▶ Instructions for the task
Repeat the records word for word, excluding any picture.

==== Data supplied ====

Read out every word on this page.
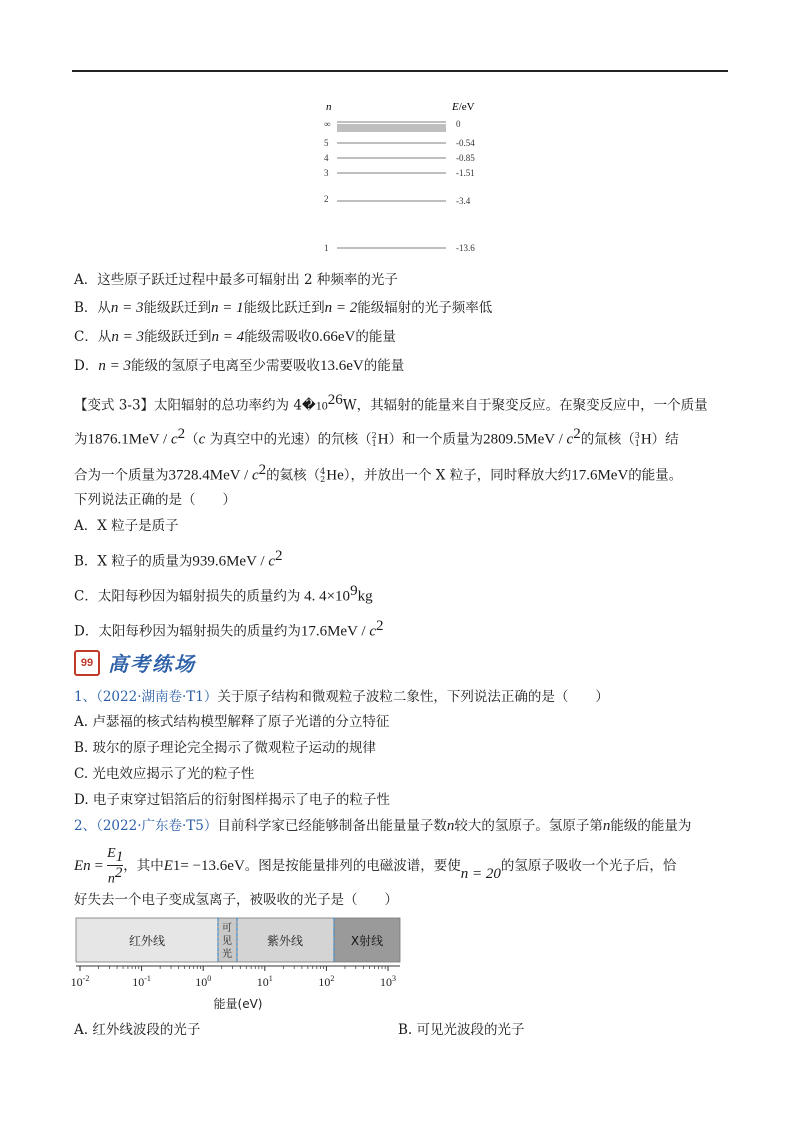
n	E/eV
∞	0
5	-0.54
4	-0.85
3	-1.51
2	-3.4
1	-13.6
A．这些原子跃迁过程中最多可辐射出 2 种频率的光子
B．从n = 3能级跃迁到n = 1能级比跃迁到n = 2能级辐射的光子频率低
C．从n = 3能级跃迁到n = 4能级需吸收0.66eV的能量
D．n = 3能级的氢原子电离至少需要吸收13.6eV的能量
【变式 3-3】太阳辐射的总功率约为 $4�10^{26}W$，其辐射的能量来自于聚变反应。在聚变反应中，一个质量
为$1876.1MeV / c^2(c$ 为真空中的光速）的氘核（ 2
1 H）和一个质量为$2809.5MeV / c^2$的氚核（ 3
1 H）结
合为一个质量为$3728.4MeV / c^2$的氦核（ 4
2 He），并放出一个 X 粒子，同时释放大约17.6MeV的能量。
下列说法正确的是（　　）
A．X 粒子是质子
B．X 粒子的质量为$939.6MeV / c^2$
C．太阳每秒因为辐射损失的质量约为 4. $4\times 10^9kg$
D．太阳每秒因为辐射损失的质量约为$17.6MeV / c^2$
99 高考练场
1、（2022·湖南卷·T1）关于原子结构和微观粒子波粒二象性，下列说法正确的是（　　）
A. 卢瑟福的核式结构模型解释了原子光谱的分立特征
B. 玻尔的原子理论完全揭示了微观粒子运动的规律
C. 光电效应揭示了光的粒子性
D. 电子束穿过铝箔后的衍射图样揭示了电子的粒子性
2、（2022·广东卷·T5）目前科学家已经能够制备出能量量子数n较大的氢原子。氢原子第n能级的能量为
E $n = \frac{E_1}{n^2}$ ，其中 E 1 = −13.6eV 。图是按能量排列的电磁波谱，要使 n = 20 的氢原子吸收一个光子后，恰
好失去一个电子变成氢离子，被吸收的光子是（　　）
红外线
可
见
光
紫外线	X射线
$10^{-2}$	$10^{-1}$	$10^0$	$10^1$	$10^2$	$10^3$
能量(eV)
A. 红外线波段的光子	B. 可见光波段的光子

====

▶ Completed task
Read out every word on this page.
n	E/eV
∞	0
5	-0.54
4	-0.85
3	-1.51
2	-3.4
1	-13.6
A．这些原子跃迁过程中最多可辐射出 2 种频率的光子
B．从n = 3能级跃迁到n = 1能级比跃迁到n = 2能级辐射的光子频率低
C．从n = 3能级跃迁到n = 4能级需吸收0.66eV的能量
D．n = 3能级的氢原子电离至少需要吸收13.6eV的能量
【变式 3-3】太阳辐射的总功率约为 $4�10^{26}W$，其辐射的能量来自于聚变反应。在聚变反应中，一个质量
为$1876.1MeV / c^2(c$ 为真空中的光速）的氘核（ 2
1 H）和一个质量为$2809.5MeV / c^2$的氚核（ 3
1 H）结
合为一个质量为$3728.4MeV / c^2$的氦核（ 4
2 He），并放出一个 X 粒子，同时释放大约17.6MeV的能量。
下列说法正确的是（　　）
A．X 粒子是质子
B．X 粒子的质量为$939.6MeV / c^2$
C．太阳每秒因为辐射损失的质量约为 4. $4\times 10^9kg$
D．太阳每秒因为辐射损失的质量约为$17.6MeV / c^2$
99 高考练场
1、（2022·湖南卷·T1）关于原子结构和微观粒子波粒二象性，下列说法正确的是（　　）
A. 卢瑟福的核式结构模型解释了原子光谱的分立特征
B. 玻尔的原子理论完全揭示了微观粒子运动的规律
C. 光电效应揭示了光的粒子性
D. 电子束穿过铝箔后的衍射图样揭示了电子的粒子性
2、（2022·广东卷·T5）目前科学家已经能够制备出能量量子数n较大的氢原子。氢原子第n能级的能量为
E $n = \frac{E_1}{n^2}$ ，其中 E 1 = −13.6eV 。图是按能量排列的电磁波谱，要使 n = 20 的氢原子吸收一个光子后，恰
好失去一个电子变成氢离子，被吸收的光子是（　　）
红外线
可
见
光
紫外线	X射线
$10^{-2}$	$10^{-1}$	$10^0$	$10^1$	$10^2$	$10^3$
能量(eV)
A. 红外线波段的光子	B. 可见光波段的光子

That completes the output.